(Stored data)

****************

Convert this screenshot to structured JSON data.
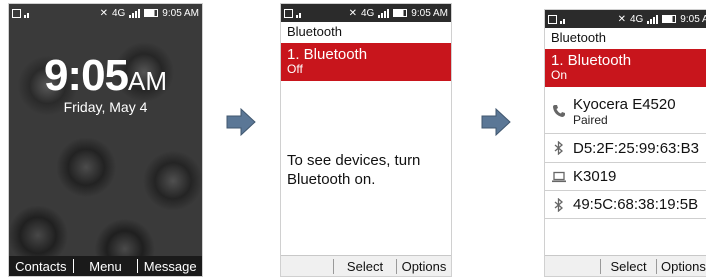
{
  "lock_screen": {
    "time": "9:05",
    "ampm": "AM",
    "date": "Friday, May 4",
    "softkeys": [
      "Contacts",
      "Menu",
      "Message"
    ]
  },
  "status_bar": {
    "time": "9:05 AM",
    "network": "4G"
  },
  "bluetooth_off": {
    "title": "Bluetooth",
    "item_label": "1. Bluetooth",
    "item_state": "Off",
    "message": "To see devices, turn Bluetooth on.",
    "softkeys": [
      "Select",
      "Options"
    ]
  },
  "bluetooth_on": {
    "title": "Bluetooth",
    "item_label": "1. Bluetooth",
    "item_state": "On",
    "devices": [
      {
        "name": "Kyocera E4520",
        "status": "Paired",
        "icon": "phone-icon"
      },
      {
        "name": "D5:2F:25:99:63:B3",
        "status": "",
        "icon": "bluetooth-icon"
      },
      {
        "name": "K3019",
        "status": "",
        "icon": "laptop-icon"
      },
      {
        "name": "49:5C:68:38:19:5B",
        "status": "",
        "icon": "bluetooth-icon"
      }
    ],
    "softkeys": [
      "Select",
      "Options"
    ]
  },
  "colors": {
    "accent": "#c8151c",
    "arrow": "#5b7796"
  }
}
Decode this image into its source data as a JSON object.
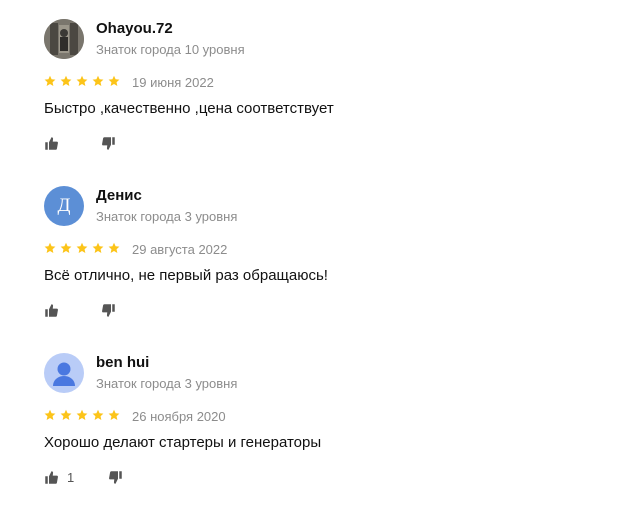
{
  "colors": {
    "star": "#fcc419",
    "muted": "#8c8c8c",
    "icon": "#555555"
  },
  "reviews": [
    {
      "name": "Ohayou.72",
      "level": "Знаток города 10 уровня",
      "avatar_type": "photo",
      "avatar_letter": "",
      "rating": 5,
      "date": "19 июня 2022",
      "text": "Быстро ,качественно ,цена соответствует",
      "likes": ""
    },
    {
      "name": "Денис",
      "level": "Знаток города 3 уровня",
      "avatar_type": "letter",
      "avatar_letter": "Д",
      "rating": 5,
      "date": "29 августа 2022",
      "text": "Всё отлично, не первый раз обращаюсь!",
      "likes": ""
    },
    {
      "name": "ben hui",
      "level": "Знаток города 3 уровня",
      "avatar_type": "generic",
      "avatar_letter": "",
      "rating": 5,
      "date": "26 ноября 2020",
      "text": "Хорошо делают стартеры и генераторы",
      "likes": "1"
    }
  ]
}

****************

*Do this*
Output each line exactly; omit every picture.

*Exercise answer*
Convert this screenshot to structured JSON data.
{
  "lock_screen": {
    "time": "9:05",
    "ampm": "AM",
    "date": "Friday, May 4",
    "softkeys": [
      "Contacts",
      "Menu",
      "Message"
    ]
  },
  "status_bar": {
    "time": "9:05 AM",
    "network": "4G"
  },
  "bluetooth_off": {
    "title": "Bluetooth",
    "item_label": "1. Bluetooth",
    "item_state": "Off",
    "message": "To see devices, turn Bluetooth on.",
    "softkeys": [
      "Select",
      "Options"
    ]
  },
  "bluetooth_on": {
    "title": "Bluetooth",
    "item_label": "1. Bluetooth",
    "item_state": "On",
    "devices": [
      {
        "name": "Kyocera E4520",
        "status": "Paired",
        "icon": "phone-icon"
      },
      {
        "name": "D5:2F:25:99:63:B3",
        "status": "",
        "icon": "bluetooth-icon"
      },
      {
        "name": "K3019",
        "status": "",
        "icon": "laptop-icon"
      },
      {
        "name": "49:5C:68:38:19:5B",
        "status": "",
        "icon": "bluetooth-icon"
      }
    ],
    "softkeys": [
      "Select",
      "Options"
    ]
  },
  "colors": {
    "accent": "#c8151c",
    "arrow": "#5b7796"
  }
}
Decode this image into its source data as a JSON object.
{
  "colors": {
    "star": "#fcc419",
    "muted": "#8c8c8c",
    "icon": "#555555"
  },
  "reviews": [
    {
      "name": "Ohayou.72",
      "level": "Знаток города 10 уровня",
      "avatar_type": "photo",
      "avatar_letter": "",
      "rating": 5,
      "date": "19 июня 2022",
      "text": "Быстро ,качественно ,цена соответствует",
      "likes": ""
    },
    {
      "name": "Денис",
      "level": "Знаток города 3 уровня",
      "avatar_type": "letter",
      "avatar_letter": "Д",
      "rating": 5,
      "date": "29 августа 2022",
      "text": "Всё отлично, не первый раз обращаюсь!",
      "likes": ""
    },
    {
      "name": "ben hui",
      "level": "Знаток города 3 уровня",
      "avatar_type": "generic",
      "avatar_letter": "",
      "rating": 5,
      "date": "26 ноября 2020",
      "text": "Хорошо делают стартеры и генераторы",
      "likes": "1"
    }
  ]
}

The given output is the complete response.